ZU ERLEDIGENDE AUFGABE:
Schreibe die Zeilen unverändert ab, beginnend mit der Zeile, die „leave-button[interactable]: 离开: [2133, 970, 2267, 1166]“ enthält, und endend mit der Zeile, die „exp-text: ∞/∞: [1546, 675, 1612, 713]“ enthält, beide eingeschlossen. Gib ausschließlich diese Zeilen wieder.
====== ROHDATEN ======
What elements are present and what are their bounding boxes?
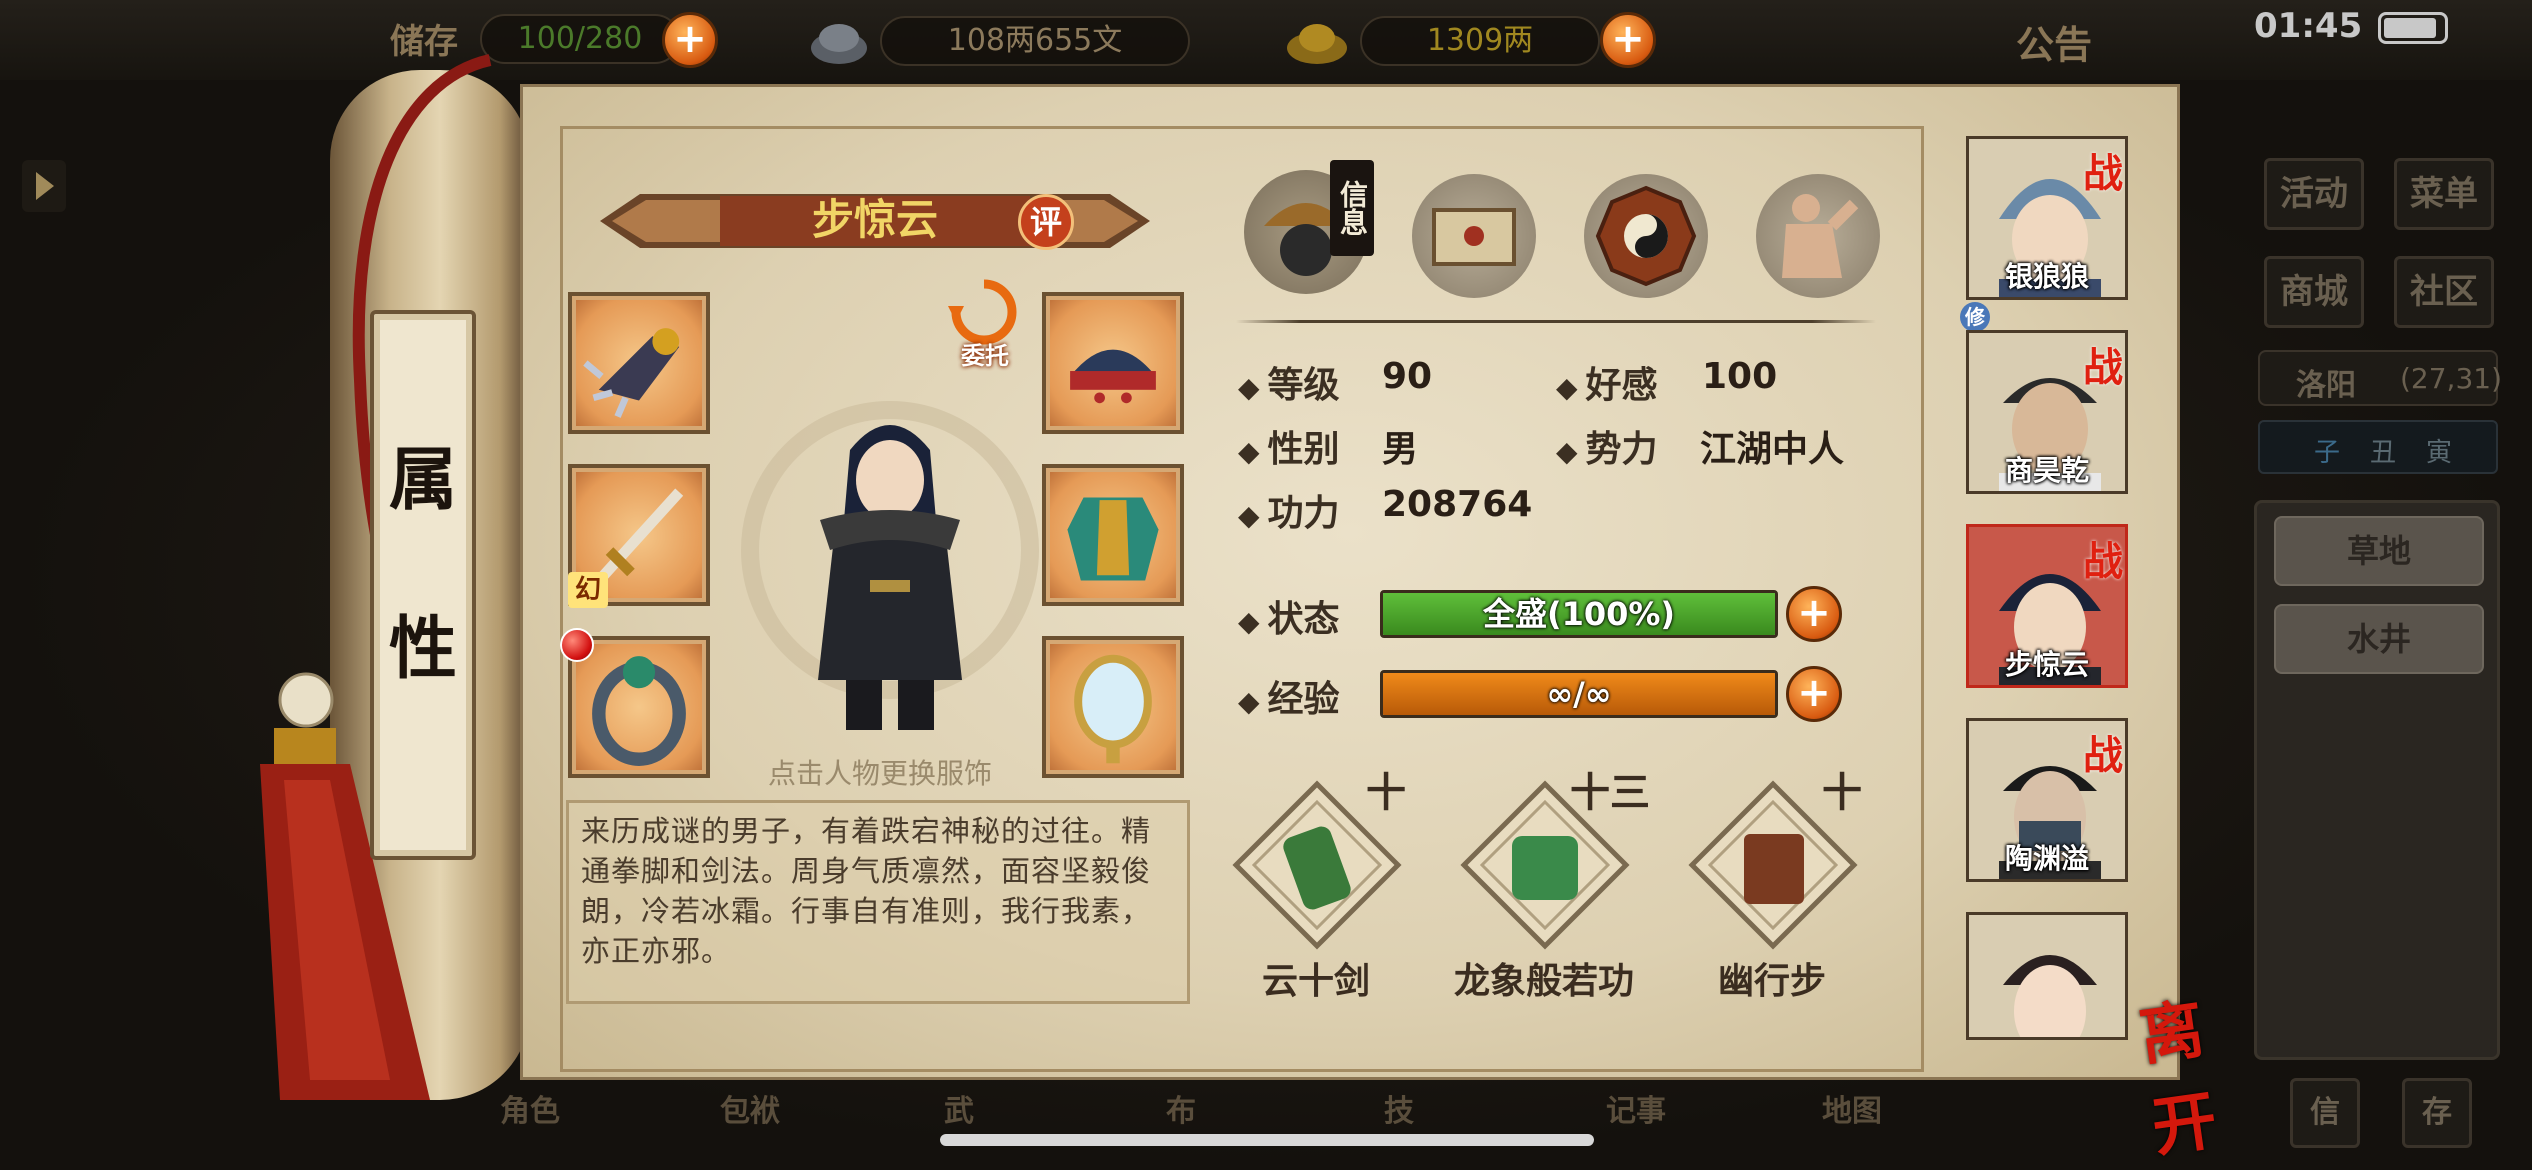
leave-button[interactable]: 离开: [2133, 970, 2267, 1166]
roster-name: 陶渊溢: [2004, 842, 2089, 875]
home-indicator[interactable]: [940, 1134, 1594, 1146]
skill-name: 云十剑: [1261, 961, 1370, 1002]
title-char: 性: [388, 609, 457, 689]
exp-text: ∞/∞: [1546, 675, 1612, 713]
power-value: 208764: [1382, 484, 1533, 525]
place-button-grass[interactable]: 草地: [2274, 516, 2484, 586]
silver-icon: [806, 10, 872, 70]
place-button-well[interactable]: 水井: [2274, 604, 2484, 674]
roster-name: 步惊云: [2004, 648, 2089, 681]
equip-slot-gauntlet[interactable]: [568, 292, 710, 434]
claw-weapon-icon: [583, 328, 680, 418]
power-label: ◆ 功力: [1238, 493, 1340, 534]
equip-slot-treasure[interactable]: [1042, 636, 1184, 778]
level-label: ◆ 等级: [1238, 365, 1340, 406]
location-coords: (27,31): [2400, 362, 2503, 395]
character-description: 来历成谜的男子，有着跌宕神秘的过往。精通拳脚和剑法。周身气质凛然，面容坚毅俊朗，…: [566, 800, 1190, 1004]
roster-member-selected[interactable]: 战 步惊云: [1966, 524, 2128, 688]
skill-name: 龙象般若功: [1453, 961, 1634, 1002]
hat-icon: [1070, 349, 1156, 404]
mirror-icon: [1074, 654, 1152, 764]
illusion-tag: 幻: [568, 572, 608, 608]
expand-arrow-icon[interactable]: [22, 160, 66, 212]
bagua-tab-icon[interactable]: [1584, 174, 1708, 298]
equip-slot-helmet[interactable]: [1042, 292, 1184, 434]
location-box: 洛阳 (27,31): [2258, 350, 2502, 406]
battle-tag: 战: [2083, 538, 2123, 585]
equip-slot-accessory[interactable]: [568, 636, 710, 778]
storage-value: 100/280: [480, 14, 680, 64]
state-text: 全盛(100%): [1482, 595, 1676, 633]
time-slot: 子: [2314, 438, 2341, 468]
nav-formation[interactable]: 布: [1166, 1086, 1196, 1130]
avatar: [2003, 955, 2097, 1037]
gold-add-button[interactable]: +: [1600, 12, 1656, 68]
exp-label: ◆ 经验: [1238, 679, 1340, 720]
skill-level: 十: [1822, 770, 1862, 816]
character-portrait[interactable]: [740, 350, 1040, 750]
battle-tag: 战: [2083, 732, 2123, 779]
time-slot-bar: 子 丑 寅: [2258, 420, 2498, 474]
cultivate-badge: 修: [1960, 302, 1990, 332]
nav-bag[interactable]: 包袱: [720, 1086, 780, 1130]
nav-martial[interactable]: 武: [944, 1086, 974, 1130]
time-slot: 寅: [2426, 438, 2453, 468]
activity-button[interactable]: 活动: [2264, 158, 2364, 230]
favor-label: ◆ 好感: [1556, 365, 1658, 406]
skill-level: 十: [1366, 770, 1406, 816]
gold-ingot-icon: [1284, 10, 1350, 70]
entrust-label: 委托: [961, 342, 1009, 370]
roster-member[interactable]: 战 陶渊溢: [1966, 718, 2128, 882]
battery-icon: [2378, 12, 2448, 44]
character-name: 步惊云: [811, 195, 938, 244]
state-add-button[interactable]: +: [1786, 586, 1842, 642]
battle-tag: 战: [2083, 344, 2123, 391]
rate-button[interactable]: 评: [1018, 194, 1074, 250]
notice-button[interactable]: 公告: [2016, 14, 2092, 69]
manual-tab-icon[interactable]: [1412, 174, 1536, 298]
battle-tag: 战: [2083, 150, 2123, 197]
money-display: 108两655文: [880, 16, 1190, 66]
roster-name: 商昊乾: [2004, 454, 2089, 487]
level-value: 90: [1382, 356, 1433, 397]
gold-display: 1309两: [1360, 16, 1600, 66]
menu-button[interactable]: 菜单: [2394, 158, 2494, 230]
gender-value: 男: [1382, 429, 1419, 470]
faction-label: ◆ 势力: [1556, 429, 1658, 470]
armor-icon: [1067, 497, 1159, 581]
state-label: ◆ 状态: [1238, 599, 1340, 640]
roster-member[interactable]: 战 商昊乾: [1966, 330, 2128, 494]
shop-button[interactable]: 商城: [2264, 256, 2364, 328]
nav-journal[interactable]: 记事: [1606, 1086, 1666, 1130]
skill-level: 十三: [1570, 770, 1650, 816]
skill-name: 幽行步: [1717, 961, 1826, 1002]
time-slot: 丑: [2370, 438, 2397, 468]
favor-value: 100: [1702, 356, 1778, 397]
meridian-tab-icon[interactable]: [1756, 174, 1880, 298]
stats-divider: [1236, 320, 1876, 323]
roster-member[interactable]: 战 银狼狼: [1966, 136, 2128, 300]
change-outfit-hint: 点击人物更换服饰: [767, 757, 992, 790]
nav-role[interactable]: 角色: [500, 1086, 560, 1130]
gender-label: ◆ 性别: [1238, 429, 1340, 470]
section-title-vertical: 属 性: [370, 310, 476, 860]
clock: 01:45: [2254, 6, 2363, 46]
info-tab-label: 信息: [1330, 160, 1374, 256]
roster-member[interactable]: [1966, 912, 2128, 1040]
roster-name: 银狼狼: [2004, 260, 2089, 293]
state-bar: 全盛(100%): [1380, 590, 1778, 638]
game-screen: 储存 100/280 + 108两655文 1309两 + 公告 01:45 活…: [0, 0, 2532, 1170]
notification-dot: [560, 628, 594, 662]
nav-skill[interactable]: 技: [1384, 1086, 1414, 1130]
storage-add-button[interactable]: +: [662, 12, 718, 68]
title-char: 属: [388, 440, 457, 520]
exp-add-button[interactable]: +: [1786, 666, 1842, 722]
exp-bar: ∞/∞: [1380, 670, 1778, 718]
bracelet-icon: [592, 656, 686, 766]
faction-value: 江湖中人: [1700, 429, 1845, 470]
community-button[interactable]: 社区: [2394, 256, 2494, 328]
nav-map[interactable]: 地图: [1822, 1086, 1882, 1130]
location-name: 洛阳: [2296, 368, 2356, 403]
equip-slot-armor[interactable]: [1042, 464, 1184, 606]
======
FERTIGE LÖSUNG:
leave-button[interactable]: 离开: [2133, 970, 2267, 1166]
roster-name: 陶渊溢: [2004, 842, 2089, 875]
home-indicator[interactable]: [940, 1134, 1594, 1146]
skill-name: 云十剑: [1261, 961, 1370, 1002]
title-char: 性: [388, 609, 457, 689]
exp-text: ∞/∞: [1546, 675, 1612, 713]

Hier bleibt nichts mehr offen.